Dataset rows about figures:
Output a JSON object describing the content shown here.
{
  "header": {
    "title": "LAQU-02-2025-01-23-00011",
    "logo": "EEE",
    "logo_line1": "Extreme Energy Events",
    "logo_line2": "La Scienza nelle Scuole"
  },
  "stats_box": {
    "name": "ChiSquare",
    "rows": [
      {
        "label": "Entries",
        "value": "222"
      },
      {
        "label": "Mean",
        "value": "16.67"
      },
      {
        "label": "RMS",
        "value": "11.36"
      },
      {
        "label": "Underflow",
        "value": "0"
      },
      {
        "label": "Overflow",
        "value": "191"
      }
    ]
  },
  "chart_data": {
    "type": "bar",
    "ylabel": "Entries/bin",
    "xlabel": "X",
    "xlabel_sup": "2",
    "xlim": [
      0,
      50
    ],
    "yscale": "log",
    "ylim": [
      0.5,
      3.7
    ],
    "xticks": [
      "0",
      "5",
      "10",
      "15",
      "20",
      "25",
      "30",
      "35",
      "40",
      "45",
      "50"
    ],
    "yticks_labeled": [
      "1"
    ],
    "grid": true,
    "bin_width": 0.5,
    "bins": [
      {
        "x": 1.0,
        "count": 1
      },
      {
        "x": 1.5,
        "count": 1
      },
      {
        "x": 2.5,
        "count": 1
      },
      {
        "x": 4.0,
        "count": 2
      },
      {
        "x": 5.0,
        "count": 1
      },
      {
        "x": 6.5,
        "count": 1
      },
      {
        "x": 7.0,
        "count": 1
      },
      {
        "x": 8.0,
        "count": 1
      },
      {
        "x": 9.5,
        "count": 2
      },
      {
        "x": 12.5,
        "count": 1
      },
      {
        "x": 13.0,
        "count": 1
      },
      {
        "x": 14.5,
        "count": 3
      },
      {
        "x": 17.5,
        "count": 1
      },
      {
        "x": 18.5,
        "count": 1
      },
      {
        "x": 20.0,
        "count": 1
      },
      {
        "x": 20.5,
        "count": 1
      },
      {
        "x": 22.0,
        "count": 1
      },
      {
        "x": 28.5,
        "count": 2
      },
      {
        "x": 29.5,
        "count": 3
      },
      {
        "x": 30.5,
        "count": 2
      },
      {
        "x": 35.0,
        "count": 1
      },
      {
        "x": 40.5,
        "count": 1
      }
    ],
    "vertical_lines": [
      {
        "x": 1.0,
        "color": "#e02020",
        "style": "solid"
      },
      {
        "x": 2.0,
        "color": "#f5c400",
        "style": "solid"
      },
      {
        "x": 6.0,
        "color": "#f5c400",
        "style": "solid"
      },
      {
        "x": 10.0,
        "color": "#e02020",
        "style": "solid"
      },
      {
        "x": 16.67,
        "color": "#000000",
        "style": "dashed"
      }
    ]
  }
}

==

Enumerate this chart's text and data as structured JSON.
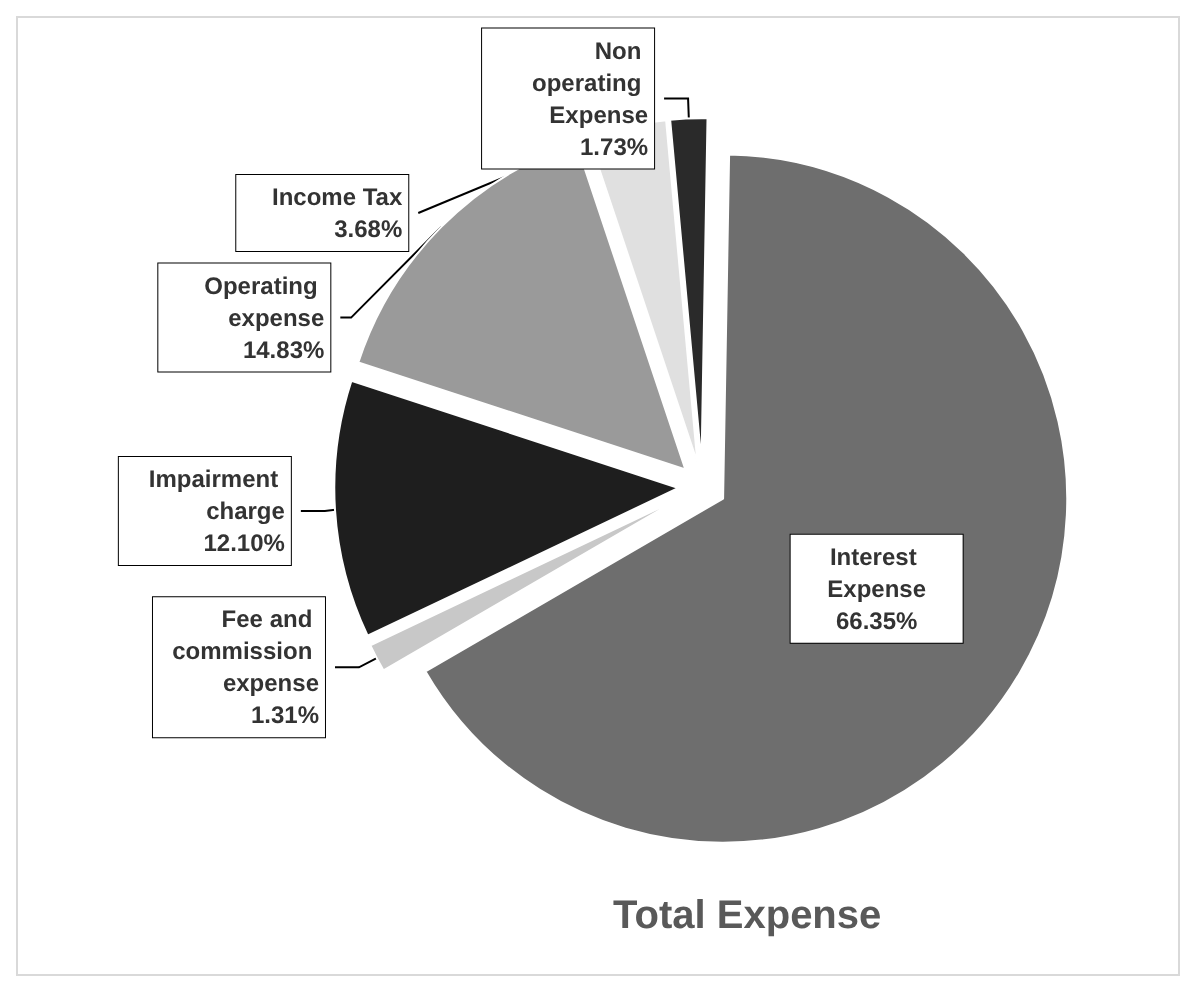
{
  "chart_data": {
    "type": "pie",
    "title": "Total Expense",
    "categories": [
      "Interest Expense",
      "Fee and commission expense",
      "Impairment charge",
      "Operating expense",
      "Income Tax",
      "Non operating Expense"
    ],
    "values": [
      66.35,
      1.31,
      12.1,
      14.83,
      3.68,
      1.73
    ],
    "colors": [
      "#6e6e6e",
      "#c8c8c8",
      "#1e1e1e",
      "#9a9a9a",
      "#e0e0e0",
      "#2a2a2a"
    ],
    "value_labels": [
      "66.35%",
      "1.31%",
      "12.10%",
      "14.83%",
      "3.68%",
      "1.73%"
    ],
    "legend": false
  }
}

What needs to be done
State how many lines of the records above contain the word "title", giving only that number.

Result of this task
2